Supplied data:
## Begin
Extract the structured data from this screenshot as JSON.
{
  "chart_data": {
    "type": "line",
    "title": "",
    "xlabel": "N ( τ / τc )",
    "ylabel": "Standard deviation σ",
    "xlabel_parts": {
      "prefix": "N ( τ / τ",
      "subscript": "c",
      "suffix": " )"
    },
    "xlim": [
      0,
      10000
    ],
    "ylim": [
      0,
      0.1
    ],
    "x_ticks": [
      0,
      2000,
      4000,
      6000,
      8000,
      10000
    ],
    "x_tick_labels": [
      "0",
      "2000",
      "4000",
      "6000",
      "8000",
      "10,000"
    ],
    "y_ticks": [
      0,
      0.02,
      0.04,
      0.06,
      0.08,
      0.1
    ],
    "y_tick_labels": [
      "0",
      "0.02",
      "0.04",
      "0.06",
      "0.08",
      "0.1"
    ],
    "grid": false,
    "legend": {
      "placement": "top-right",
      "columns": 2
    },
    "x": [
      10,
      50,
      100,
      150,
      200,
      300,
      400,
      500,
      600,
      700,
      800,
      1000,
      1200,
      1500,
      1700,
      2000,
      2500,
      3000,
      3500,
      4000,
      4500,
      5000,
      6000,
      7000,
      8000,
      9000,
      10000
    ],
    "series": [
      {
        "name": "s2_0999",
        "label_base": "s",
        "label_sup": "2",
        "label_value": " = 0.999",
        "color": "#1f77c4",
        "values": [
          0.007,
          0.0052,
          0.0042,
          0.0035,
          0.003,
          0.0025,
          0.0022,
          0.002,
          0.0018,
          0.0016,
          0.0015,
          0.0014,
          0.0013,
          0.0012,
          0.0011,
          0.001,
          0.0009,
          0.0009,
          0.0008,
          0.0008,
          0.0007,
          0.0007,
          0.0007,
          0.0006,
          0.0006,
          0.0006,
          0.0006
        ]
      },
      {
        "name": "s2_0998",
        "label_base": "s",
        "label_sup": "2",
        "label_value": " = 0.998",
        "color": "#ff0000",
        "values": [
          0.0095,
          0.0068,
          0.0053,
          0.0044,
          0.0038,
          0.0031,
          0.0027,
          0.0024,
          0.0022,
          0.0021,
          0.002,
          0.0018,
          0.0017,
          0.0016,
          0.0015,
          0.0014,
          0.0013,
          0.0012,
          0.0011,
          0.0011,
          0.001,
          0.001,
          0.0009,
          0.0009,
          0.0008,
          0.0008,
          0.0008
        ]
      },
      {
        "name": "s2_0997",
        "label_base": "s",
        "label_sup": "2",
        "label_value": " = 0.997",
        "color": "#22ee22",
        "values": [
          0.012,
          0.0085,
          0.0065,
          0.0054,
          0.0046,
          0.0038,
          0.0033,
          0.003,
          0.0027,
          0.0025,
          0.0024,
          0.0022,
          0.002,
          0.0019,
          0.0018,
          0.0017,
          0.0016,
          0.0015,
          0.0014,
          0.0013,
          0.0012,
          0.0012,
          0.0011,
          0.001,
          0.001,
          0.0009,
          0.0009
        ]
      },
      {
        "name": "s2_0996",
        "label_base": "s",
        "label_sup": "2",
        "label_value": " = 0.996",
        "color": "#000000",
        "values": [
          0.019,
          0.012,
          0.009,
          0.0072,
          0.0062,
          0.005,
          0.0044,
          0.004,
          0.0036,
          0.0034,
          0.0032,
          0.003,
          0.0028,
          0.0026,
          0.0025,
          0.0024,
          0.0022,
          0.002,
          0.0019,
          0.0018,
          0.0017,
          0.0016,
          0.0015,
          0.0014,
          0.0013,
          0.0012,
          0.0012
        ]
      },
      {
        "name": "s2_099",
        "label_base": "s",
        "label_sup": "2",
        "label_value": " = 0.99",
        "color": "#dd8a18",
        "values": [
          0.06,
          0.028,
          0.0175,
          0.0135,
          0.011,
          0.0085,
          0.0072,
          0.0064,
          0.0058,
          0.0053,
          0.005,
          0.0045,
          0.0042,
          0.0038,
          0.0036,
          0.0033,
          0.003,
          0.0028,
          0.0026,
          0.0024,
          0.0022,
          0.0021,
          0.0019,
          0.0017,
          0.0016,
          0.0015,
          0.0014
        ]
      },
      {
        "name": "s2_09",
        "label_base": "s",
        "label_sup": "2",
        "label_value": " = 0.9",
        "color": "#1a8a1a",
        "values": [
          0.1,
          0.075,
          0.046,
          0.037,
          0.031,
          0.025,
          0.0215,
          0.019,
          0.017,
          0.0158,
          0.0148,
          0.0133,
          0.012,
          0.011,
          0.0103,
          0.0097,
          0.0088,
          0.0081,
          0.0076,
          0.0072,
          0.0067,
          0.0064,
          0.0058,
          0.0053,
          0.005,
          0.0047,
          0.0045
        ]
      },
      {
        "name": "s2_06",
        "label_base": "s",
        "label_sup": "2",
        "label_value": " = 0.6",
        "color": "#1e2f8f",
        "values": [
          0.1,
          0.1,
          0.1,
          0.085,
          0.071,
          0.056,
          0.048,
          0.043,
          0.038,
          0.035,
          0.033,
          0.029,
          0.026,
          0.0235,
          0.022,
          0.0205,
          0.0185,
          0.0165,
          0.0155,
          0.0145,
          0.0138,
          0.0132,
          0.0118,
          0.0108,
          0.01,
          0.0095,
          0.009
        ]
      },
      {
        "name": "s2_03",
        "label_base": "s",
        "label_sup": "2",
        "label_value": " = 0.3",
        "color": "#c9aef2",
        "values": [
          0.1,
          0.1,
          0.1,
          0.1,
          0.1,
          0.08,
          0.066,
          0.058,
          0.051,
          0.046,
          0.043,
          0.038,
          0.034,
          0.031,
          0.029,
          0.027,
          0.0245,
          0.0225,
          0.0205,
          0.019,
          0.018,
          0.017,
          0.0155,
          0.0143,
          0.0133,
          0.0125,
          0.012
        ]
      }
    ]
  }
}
## End
Look through the entries and return every line where "color" appears.

Solved exercise:
        "color": "#1f77c4",
        "color": "#ff0000",
        "color": "#22ee22",
        "color": "#000000",
        "color": "#dd8a18",
        "color": "#1a8a1a",
        "color": "#1e2f8f",
        "color": "#c9aef2",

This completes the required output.